Material provided -

---------------

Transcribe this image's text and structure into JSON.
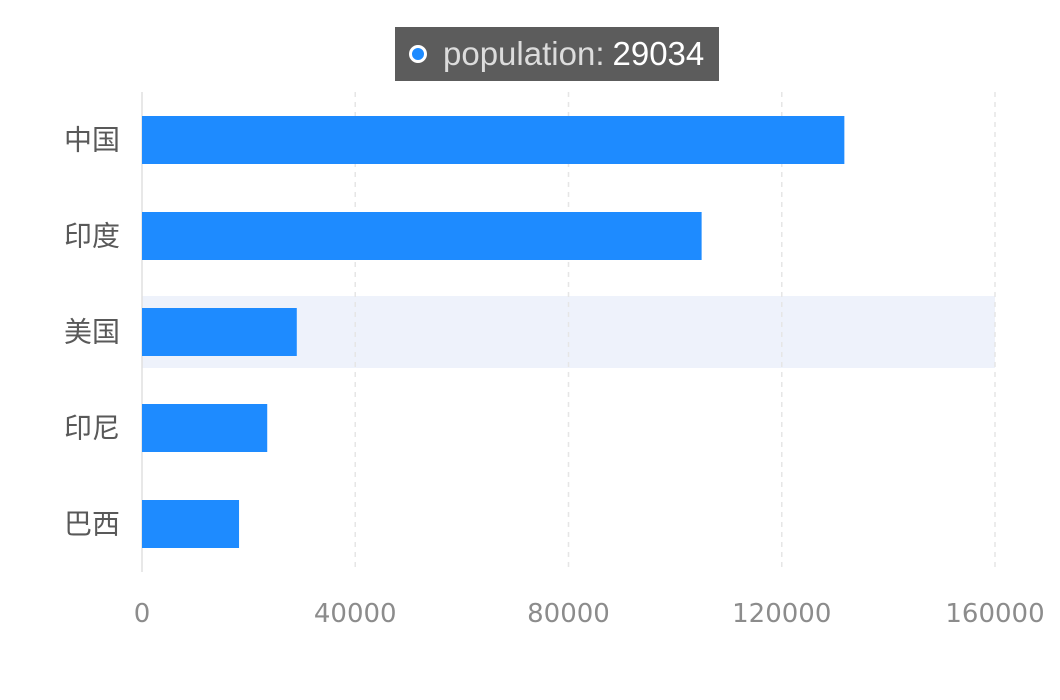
{
  "chart_data": {
    "type": "bar",
    "orientation": "horizontal",
    "categories": [
      "中国",
      "印度",
      "美国",
      "印尼",
      "巴西"
    ],
    "series": [
      {
        "name": "population",
        "values": [
          131744,
          104970,
          29034,
          23489,
          18203
        ]
      }
    ],
    "x_ticks": [
      "0",
      "40000",
      "80000",
      "120000",
      "160000"
    ],
    "xlim": [
      0,
      160000
    ],
    "grid": "vertical-dashed",
    "highlighted_category": "美国",
    "colors": {
      "bar": "#1e8bff",
      "highlight_band": "#eef2fb",
      "grid": "#e6e6e6",
      "axis": "#e0e0e0"
    }
  },
  "tooltip": {
    "name": "population",
    "separator": ": ",
    "value": "29034"
  }
}
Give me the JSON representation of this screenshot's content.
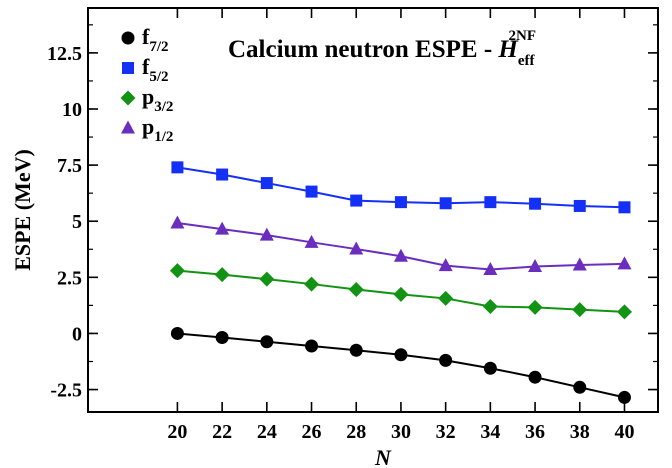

---------------

The listing above needs to be output again exactly. Don't include the pictures.

Transcribe this image's text and structure into JSON.
{
  "chart_data": {
    "type": "bar",
    "orientation": "horizontal",
    "categories": [
      "中国",
      "印度",
      "美国",
      "印尼",
      "巴西"
    ],
    "series": [
      {
        "name": "population",
        "values": [
          131744,
          104970,
          29034,
          23489,
          18203
        ]
      }
    ],
    "x_ticks": [
      "0",
      "40000",
      "80000",
      "120000",
      "160000"
    ],
    "xlim": [
      0,
      160000
    ],
    "grid": "vertical-dashed",
    "highlighted_category": "美国",
    "colors": {
      "bar": "#1e8bff",
      "highlight_band": "#eef2fb",
      "grid": "#e6e6e6",
      "axis": "#e0e0e0"
    }
  },
  "tooltip": {
    "name": "population",
    "separator": ": ",
    "value": "29034"
  }
}
Give me the JSON representation of this screenshot's content.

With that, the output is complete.